Crafting a cybersecurity strategy that protects revenue as well as data
Cybersecurity is about more than just protecting data -- it’s about protecting revenue.
Healthcare is steadily becoming more consumer-focused, and not having proper safeguards and responses pertaining to data security can harm a hospital or health system’s brand image. If patients can’t trust their provider, they’re liable to jump ship entirely.
That wasn’t always the case. When HIPAA was first rolled out in 1996, the guidelines were relatively lax and there wasn’t a lot of enforcement. For healthcare CFOs, it didn’t make much sense to spend money on things that didn’t produce revenue or make things more efficient, and that mindset extended to data security measures, as well.
But that is not the case any longer.
Times have changed
By 2010, the industry saw the widespread digitization and automation of records. That’s when things started to change, according to David Finn, executive vice president of strategic operations for CynergisTek.
“The bad guys began to think about data in more advanced ways than the good guys did,” Finn said. “We thought about using the data to get reasonable and prudent things done, and the bad guys thought of ways to get nefarious things done. Healthcare data is so easy to monetize and easy to manipulate. Health records can be used for lots of things ranging from insurance fraud to drug diversion.”
And the industry continues to lag. From a branding standpoint, that’s a problem, and the old thinking that patients would not leave providers over a security incident is not holding up in the long run.
"Healthcare is based on trust. If your data has been breached, or if it’s gone missing and you can’t trust the data in that continuum, you’ve kind of broken healthcare."
David Finn, CynergisTek
“We know now that isn’t true. Patients will leave in significant numbers. There are settings where you may be in a rural community and there’s only one provider, and it’s harder to make that change,” Finn explained. “But if you’re in a city and have options, 25 percent or more patients at a breached facility will leave.”
This significantly impacts revenue, Finn said.
“Healthcare is based on trust,” he said. “If your data has been breached, or if it’s gone missing and you can’t trust the data in that continuum, you’ve kind of broken healthcare.”

-- INFORMATION SHOWN --

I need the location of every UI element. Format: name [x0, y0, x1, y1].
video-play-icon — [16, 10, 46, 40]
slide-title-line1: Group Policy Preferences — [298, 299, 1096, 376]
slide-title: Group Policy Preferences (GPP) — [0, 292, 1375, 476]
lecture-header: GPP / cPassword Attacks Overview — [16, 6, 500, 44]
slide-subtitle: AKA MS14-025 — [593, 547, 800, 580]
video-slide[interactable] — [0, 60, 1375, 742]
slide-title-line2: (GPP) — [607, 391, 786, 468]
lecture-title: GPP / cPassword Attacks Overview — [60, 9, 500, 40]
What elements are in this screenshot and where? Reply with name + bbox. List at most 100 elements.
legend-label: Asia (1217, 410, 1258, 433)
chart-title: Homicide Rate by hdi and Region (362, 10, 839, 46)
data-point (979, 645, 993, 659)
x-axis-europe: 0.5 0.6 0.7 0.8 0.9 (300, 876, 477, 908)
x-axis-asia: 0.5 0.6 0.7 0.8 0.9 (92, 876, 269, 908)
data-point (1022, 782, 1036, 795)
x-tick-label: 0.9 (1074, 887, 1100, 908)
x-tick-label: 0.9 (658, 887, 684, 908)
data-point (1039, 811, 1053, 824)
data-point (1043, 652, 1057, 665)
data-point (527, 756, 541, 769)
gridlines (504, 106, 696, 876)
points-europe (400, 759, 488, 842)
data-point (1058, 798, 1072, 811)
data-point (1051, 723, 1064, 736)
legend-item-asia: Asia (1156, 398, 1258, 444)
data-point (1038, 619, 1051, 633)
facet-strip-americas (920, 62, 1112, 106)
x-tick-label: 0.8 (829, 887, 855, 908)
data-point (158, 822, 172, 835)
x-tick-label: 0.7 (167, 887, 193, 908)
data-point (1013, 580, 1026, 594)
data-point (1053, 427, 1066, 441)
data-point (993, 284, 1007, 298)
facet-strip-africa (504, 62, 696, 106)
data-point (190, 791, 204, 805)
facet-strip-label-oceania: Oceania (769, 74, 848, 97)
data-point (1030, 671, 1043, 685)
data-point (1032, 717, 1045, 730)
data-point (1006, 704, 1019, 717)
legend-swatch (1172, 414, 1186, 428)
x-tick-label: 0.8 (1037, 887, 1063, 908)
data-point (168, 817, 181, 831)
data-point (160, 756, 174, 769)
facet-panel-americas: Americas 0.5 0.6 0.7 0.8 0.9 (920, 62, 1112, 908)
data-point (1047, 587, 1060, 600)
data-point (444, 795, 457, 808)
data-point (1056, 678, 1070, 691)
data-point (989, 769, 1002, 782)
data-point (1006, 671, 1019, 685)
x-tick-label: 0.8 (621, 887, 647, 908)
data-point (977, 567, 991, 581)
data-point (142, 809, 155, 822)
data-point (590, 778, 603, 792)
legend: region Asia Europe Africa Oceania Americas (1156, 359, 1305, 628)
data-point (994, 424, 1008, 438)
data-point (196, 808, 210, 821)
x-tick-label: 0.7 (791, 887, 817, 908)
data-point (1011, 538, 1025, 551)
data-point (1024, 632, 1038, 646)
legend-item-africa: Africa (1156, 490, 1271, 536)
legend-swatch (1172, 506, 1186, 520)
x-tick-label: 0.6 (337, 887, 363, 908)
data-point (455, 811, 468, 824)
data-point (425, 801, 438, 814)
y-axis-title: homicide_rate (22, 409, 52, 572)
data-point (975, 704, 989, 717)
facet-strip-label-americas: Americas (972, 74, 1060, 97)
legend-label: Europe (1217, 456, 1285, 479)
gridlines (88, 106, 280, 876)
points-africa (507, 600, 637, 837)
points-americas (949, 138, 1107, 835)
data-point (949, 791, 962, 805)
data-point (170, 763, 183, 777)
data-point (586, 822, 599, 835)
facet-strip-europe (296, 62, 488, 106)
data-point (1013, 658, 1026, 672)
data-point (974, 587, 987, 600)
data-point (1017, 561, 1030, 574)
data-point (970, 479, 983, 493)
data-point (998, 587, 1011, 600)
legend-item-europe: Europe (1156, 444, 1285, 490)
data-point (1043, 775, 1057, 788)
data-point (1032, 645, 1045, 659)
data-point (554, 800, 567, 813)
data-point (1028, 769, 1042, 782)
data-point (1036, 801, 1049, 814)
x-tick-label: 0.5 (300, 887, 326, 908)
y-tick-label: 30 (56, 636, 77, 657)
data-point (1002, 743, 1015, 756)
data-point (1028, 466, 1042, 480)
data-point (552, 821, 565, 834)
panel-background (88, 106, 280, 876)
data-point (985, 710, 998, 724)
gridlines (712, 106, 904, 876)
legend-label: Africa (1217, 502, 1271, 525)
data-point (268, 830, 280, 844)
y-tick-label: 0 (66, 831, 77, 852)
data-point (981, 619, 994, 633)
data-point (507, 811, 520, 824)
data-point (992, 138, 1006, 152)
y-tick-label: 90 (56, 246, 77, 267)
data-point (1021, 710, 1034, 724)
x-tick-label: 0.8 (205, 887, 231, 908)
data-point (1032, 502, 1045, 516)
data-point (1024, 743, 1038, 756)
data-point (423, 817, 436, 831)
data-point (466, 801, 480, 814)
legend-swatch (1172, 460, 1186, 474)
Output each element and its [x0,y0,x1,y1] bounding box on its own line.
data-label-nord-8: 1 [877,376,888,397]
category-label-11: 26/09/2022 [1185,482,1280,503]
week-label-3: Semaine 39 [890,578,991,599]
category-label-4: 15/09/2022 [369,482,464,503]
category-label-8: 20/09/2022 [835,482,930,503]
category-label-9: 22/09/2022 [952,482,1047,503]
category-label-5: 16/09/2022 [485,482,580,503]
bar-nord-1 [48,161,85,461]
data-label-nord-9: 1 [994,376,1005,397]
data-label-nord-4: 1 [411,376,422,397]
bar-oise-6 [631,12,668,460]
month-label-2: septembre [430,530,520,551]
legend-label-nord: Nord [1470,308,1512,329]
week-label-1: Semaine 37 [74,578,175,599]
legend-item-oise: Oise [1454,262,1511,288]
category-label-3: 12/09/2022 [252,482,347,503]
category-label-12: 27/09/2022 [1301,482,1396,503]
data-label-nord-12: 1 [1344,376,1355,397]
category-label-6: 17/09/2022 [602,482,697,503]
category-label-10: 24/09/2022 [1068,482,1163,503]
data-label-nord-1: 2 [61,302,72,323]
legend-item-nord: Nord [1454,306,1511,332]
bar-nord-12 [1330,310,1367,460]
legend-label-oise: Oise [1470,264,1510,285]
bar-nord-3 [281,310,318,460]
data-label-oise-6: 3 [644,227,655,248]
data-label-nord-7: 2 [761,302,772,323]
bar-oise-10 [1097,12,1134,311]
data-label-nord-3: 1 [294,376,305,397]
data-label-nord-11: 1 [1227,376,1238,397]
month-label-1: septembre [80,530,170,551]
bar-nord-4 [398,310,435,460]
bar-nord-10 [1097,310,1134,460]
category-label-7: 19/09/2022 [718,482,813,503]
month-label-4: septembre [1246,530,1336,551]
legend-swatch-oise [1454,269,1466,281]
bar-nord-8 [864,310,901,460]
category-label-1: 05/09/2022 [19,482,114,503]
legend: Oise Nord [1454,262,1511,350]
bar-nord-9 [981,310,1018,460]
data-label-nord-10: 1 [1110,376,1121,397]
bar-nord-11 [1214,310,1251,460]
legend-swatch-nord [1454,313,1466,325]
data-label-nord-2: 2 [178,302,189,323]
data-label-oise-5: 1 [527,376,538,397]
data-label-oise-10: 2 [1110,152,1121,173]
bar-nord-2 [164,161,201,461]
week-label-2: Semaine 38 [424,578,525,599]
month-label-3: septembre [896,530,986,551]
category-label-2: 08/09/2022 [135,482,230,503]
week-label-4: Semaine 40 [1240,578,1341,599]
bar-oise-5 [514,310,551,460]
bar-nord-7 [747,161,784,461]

-- ASSIGNMENT --
In the article on healthcare cybersecurity and revenue, what share of patients at a breached facility in a city does Finn say will leave?

-- YOUR SOLUTION --
25 percent or more.